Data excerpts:

________________

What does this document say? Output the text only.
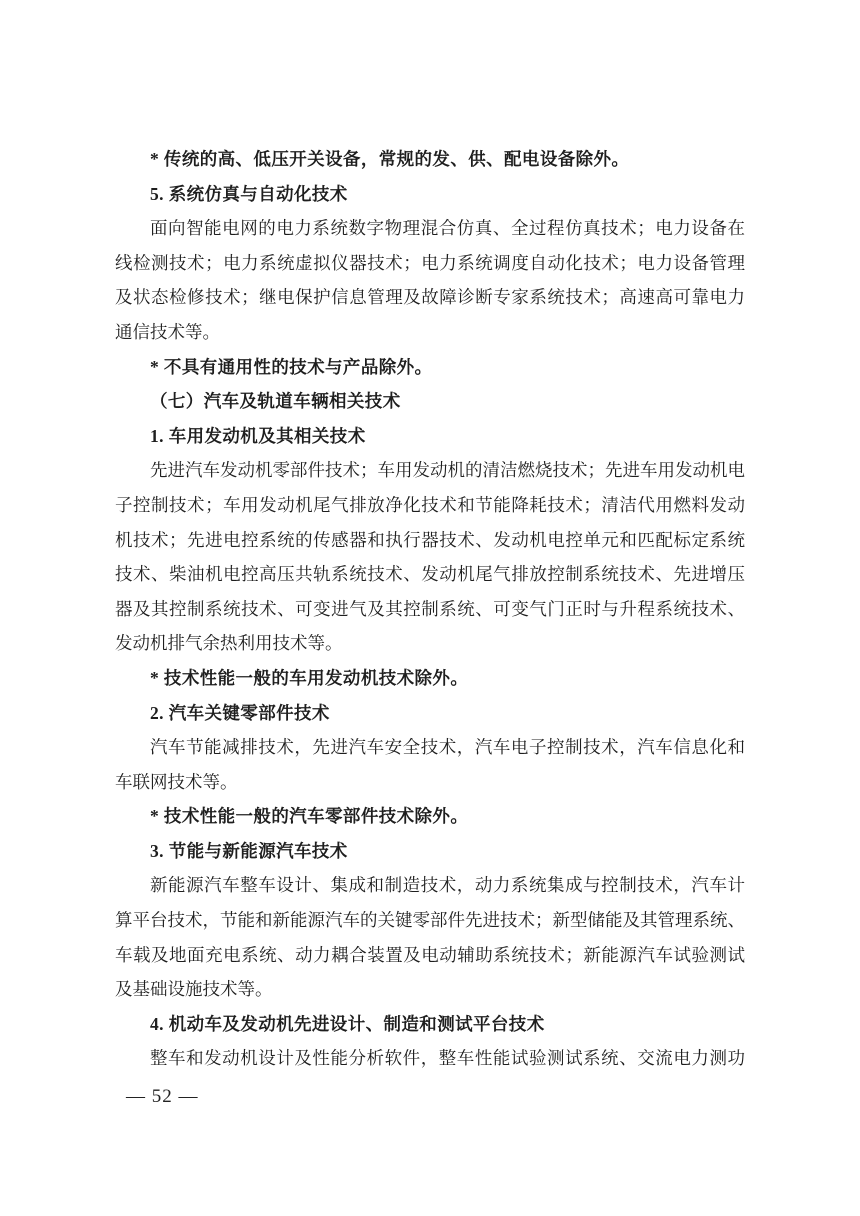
* 传统的高、低压开关设备，常规的发、供、配电设备除外。
5. 系统仿真与自动化技术
面向智能电网的电力系统数字物理混合仿真、全过程仿真技术；电力设备在
线检测技术；电力系统虚拟仪器技术；电力系统调度自动化技术；电力设备管理
及状态检修技术；继电保护信息管理及故障诊断专家系统技术；高速高可靠电力
通信技术等。
* 不具有通用性的技术与产品除外。
（七）汽车及轨道车辆相关技术
1. 车用发动机及其相关技术
先进汽车发动机零部件技术；车用发动机的清洁燃烧技术；先进车用发动机电
子控制技术；车用发动机尾气排放净化技术和节能降耗技术；清洁代用燃料发动
机技术；先进电控系统的传感器和执行器技术、发动机电控单元和匹配标定系统
技术、柴油机电控高压共轨系统技术、发动机尾气排放控制系统技术、先进增压
器及其控制系统技术、可变进气及其控制系统、可变气门正时与升程系统技术、
发动机排气余热利用技术等。
* 技术性能一般的车用发动机技术除外。
2. 汽车关键零部件技术
汽车节能减排技术，先进汽车安全技术，汽车电子控制技术，汽车信息化和
车联网技术等。
* 技术性能一般的汽车零部件技术除外。
3. 节能与新能源汽车技术
新能源汽车整车设计、集成和制造技术，动力系统集成与控制技术，汽车计
算平台技术，节能和新能源汽车的关键零部件先进技术；新型储能及其管理系统、
车载及地面充电系统、动力耦合装置及电动辅助系统技术；新能源汽车试验测试
及基础设施技术等。
4. 机动车及发动机先进设计、制造和测试平台技术
整车和发动机设计及性能分析软件，整车性能试验测试系统、交流电力测功
— 52 —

________________

Aim of the exercise:
Give the entries again word for word, but skip the pictures.

Response:
What does this document say? Output the text only.
* 传统的高、低压开关设备，常规的发、供、配电设备除外。
5. 系统仿真与自动化技术
面向智能电网的电力系统数字物理混合仿真、全过程仿真技术；电力设备在
线检测技术；电力系统虚拟仪器技术；电力系统调度自动化技术；电力设备管理
及状态检修技术；继电保护信息管理及故障诊断专家系统技术；高速高可靠电力
通信技术等。
* 不具有通用性的技术与产品除外。
（七）汽车及轨道车辆相关技术
1. 车用发动机及其相关技术
先进汽车发动机零部件技术；车用发动机的清洁燃烧技术；先进车用发动机电
子控制技术；车用发动机尾气排放净化技术和节能降耗技术；清洁代用燃料发动
机技术；先进电控系统的传感器和执行器技术、发动机电控单元和匹配标定系统
技术、柴油机电控高压共轨系统技术、发动机尾气排放控制系统技术、先进增压
器及其控制系统技术、可变进气及其控制系统、可变气门正时与升程系统技术、
发动机排气余热利用技术等。
* 技术性能一般的车用发动机技术除外。
2. 汽车关键零部件技术
汽车节能减排技术，先进汽车安全技术，汽车电子控制技术，汽车信息化和
车联网技术等。
* 技术性能一般的汽车零部件技术除外。
3. 节能与新能源汽车技术
新能源汽车整车设计、集成和制造技术，动力系统集成与控制技术，汽车计
算平台技术，节能和新能源汽车的关键零部件先进技术；新型储能及其管理系统、
车载及地面充电系统、动力耦合装置及电动辅助系统技术；新能源汽车试验测试
及基础设施技术等。
4. 机动车及发动机先进设计、制造和测试平台技术
整车和发动机设计及性能分析软件，整车性能试验测试系统、交流电力测功
— 52 —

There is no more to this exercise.